Items from a data source
-=-=-
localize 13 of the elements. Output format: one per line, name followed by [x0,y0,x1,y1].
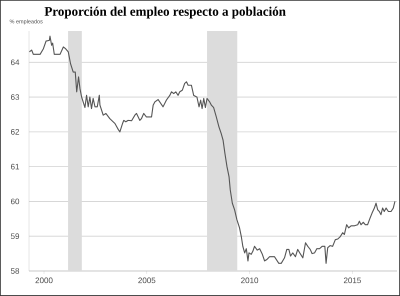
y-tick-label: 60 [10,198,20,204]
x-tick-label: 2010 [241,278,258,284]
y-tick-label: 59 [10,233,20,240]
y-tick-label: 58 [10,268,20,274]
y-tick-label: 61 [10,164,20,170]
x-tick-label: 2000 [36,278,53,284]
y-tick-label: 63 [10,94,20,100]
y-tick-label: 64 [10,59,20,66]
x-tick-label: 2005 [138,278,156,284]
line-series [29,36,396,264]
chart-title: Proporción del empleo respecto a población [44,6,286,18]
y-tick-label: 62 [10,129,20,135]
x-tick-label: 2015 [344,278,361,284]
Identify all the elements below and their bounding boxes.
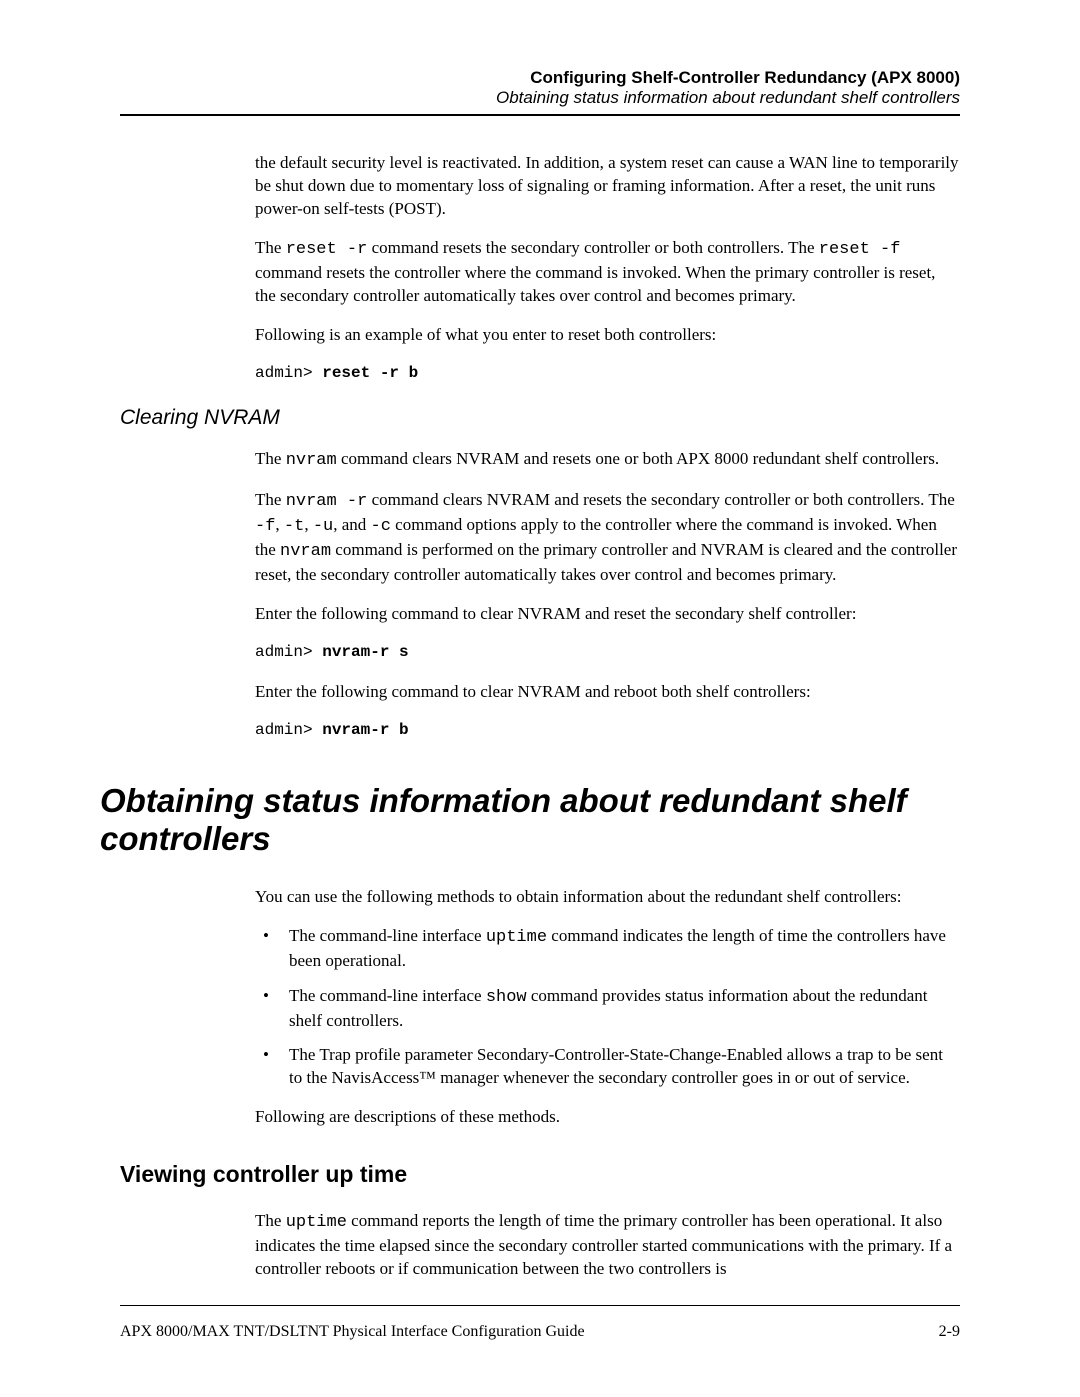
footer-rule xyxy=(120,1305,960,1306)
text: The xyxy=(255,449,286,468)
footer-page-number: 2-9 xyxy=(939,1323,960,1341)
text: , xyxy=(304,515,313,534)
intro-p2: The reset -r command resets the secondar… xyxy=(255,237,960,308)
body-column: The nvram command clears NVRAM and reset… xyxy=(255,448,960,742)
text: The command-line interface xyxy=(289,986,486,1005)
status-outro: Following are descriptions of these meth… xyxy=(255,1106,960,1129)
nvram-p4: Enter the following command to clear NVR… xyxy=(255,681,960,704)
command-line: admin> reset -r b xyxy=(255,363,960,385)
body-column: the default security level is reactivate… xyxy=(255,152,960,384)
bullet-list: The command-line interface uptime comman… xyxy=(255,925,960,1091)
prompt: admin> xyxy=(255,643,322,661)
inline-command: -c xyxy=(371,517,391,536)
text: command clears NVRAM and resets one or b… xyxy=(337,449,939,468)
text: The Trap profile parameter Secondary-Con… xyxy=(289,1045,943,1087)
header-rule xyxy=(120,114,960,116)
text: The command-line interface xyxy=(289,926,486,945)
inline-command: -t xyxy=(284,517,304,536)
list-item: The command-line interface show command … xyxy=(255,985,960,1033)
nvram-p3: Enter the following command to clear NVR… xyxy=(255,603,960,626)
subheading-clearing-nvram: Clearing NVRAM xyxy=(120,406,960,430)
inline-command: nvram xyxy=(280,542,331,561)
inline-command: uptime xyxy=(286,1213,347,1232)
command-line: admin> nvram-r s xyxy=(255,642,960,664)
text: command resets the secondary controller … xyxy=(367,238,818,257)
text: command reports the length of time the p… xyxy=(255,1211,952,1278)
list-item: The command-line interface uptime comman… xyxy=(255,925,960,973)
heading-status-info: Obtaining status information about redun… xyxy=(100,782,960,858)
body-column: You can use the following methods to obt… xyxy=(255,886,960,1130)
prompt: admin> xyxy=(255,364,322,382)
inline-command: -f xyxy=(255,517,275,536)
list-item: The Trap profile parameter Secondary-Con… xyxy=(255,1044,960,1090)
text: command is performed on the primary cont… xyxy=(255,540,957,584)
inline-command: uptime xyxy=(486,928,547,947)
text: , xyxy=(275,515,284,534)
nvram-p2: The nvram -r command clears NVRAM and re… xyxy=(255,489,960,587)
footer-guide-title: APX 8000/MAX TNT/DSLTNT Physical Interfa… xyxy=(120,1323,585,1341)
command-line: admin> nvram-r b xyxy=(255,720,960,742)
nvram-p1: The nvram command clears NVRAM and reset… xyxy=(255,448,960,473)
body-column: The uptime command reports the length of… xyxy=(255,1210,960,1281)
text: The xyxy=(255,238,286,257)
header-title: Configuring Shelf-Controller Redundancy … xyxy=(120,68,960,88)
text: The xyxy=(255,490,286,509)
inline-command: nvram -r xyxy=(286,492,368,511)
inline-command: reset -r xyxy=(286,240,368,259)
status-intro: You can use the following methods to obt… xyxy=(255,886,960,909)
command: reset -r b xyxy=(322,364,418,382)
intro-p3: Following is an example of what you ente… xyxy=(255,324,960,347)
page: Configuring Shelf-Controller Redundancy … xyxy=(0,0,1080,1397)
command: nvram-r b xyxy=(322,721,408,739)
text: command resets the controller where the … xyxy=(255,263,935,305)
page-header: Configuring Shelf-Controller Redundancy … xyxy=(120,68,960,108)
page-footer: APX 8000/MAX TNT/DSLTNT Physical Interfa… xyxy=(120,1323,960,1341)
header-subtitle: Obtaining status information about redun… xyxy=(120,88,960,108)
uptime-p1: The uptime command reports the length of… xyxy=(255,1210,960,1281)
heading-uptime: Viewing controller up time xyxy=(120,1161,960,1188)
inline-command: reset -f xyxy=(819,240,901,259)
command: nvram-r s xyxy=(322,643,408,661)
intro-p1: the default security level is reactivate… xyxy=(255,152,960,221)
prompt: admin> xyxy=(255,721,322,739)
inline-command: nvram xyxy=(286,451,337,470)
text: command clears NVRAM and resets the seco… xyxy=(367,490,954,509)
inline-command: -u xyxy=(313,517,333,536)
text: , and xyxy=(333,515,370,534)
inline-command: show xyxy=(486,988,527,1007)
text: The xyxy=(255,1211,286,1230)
-=-=-
Copy every line of the records above verbatim, leaving out the pictures.

localize 13 of the elements. Output format: one per line, name followed by [x0,y0,x1,y1].
y-tick-label: 60 [10,198,20,204]
x-tick-label: 2010 [241,278,258,284]
y-tick-label: 59 [10,233,20,240]
y-tick-label: 58 [10,268,20,274]
y-tick-label: 61 [10,164,20,170]
x-tick-label: 2000 [36,278,53,284]
y-tick-label: 63 [10,94,20,100]
y-tick-label: 64 [10,59,20,66]
x-tick-label: 2005 [138,278,156,284]
line-series [29,36,396,264]
chart-title: Proporción del empleo respecto a población [44,6,286,18]
y-tick-label: 62 [10,129,20,135]
x-tick-label: 2015 [344,278,361,284]
Identify all the elements below and their bounding boxes.
footer-rule xyxy=(120,1305,960,1306)
text: The xyxy=(255,449,286,468)
footer-page-number: 2-9 xyxy=(939,1323,960,1341)
text: , xyxy=(304,515,313,534)
intro-p2: The reset -r command resets the secondar… xyxy=(255,237,960,308)
body-column: The nvram command clears NVRAM and reset… xyxy=(255,448,960,742)
text: The command-line interface xyxy=(289,986,486,1005)
status-outro: Following are descriptions of these meth… xyxy=(255,1106,960,1129)
nvram-p4: Enter the following command to clear NVR… xyxy=(255,681,960,704)
command-line: admin> reset -r b xyxy=(255,363,960,385)
body-column: the default security level is reactivate… xyxy=(255,152,960,384)
bullet-list: The command-line interface uptime comman… xyxy=(255,925,960,1091)
prompt: admin> xyxy=(255,643,322,661)
inline-command: -c xyxy=(371,517,391,536)
text: command clears NVRAM and resets one or b… xyxy=(337,449,939,468)
text: The Trap profile parameter Secondary-Con… xyxy=(289,1045,943,1087)
header-rule xyxy=(120,114,960,116)
text: The command-line interface xyxy=(289,926,486,945)
inline-command: -t xyxy=(284,517,304,536)
list-item: The command-line interface show command … xyxy=(255,985,960,1033)
nvram-p3: Enter the following command to clear NVR… xyxy=(255,603,960,626)
subheading-clearing-nvram: Clearing NVRAM xyxy=(120,406,960,430)
inline-command: nvram xyxy=(280,542,331,561)
inline-command: uptime xyxy=(286,1213,347,1232)
command-line: admin> nvram-r s xyxy=(255,642,960,664)
text: command resets the secondary controller … xyxy=(367,238,818,257)
text: command reports the length of time the p… xyxy=(255,1211,952,1278)
list-item: The command-line interface uptime comman… xyxy=(255,925,960,973)
heading-status-info: Obtaining status information about redun… xyxy=(100,782,960,858)
body-column: You can use the following methods to obt… xyxy=(255,886,960,1130)
prompt: admin> xyxy=(255,364,322,382)
inline-command: -f xyxy=(255,517,275,536)
list-item: The Trap profile parameter Secondary-Con… xyxy=(255,1044,960,1090)
text: command is performed on the primary cont… xyxy=(255,540,957,584)
inline-command: uptime xyxy=(486,928,547,947)
text: , xyxy=(275,515,284,534)
nvram-p2: The nvram -r command clears NVRAM and re… xyxy=(255,489,960,587)
footer-guide-title: APX 8000/MAX TNT/DSLTNT Physical Interfa… xyxy=(120,1323,585,1341)
command-line: admin> nvram-r b xyxy=(255,720,960,742)
nvram-p1: The nvram command clears NVRAM and reset… xyxy=(255,448,960,473)
body-column: The uptime command reports the length of… xyxy=(255,1210,960,1281)
text: The xyxy=(255,238,286,257)
header-title: Configuring Shelf-Controller Redundancy … xyxy=(120,68,960,88)
text: The xyxy=(255,490,286,509)
inline-command: nvram -r xyxy=(286,492,368,511)
inline-command: reset -r xyxy=(286,240,368,259)
status-intro: You can use the following methods to obt… xyxy=(255,886,960,909)
command: reset -r b xyxy=(322,364,418,382)
intro-p3: Following is an example of what you ente… xyxy=(255,324,960,347)
page: Configuring Shelf-Controller Redundancy … xyxy=(0,0,1080,1397)
command: nvram-r b xyxy=(322,721,408,739)
text: command resets the controller where the … xyxy=(255,263,935,305)
page-header: Configuring Shelf-Controller Redundancy … xyxy=(120,68,960,108)
page-footer: APX 8000/MAX TNT/DSLTNT Physical Interfa… xyxy=(120,1323,960,1341)
header-subtitle: Obtaining status information about redun… xyxy=(120,88,960,108)
uptime-p1: The uptime command reports the length of… xyxy=(255,1210,960,1281)
heading-uptime: Viewing controller up time xyxy=(120,1161,960,1188)
inline-command: reset -f xyxy=(819,240,901,259)
command: nvram-r s xyxy=(322,643,408,661)
intro-p1: the default security level is reactivate… xyxy=(255,152,960,221)
prompt: admin> xyxy=(255,721,322,739)
inline-command: nvram xyxy=(286,451,337,470)
text: command clears NVRAM and resets the seco… xyxy=(367,490,954,509)
inline-command: -u xyxy=(313,517,333,536)
text: , and xyxy=(333,515,370,534)
inline-command: show xyxy=(486,988,527,1007)
text: The xyxy=(255,1211,286,1230)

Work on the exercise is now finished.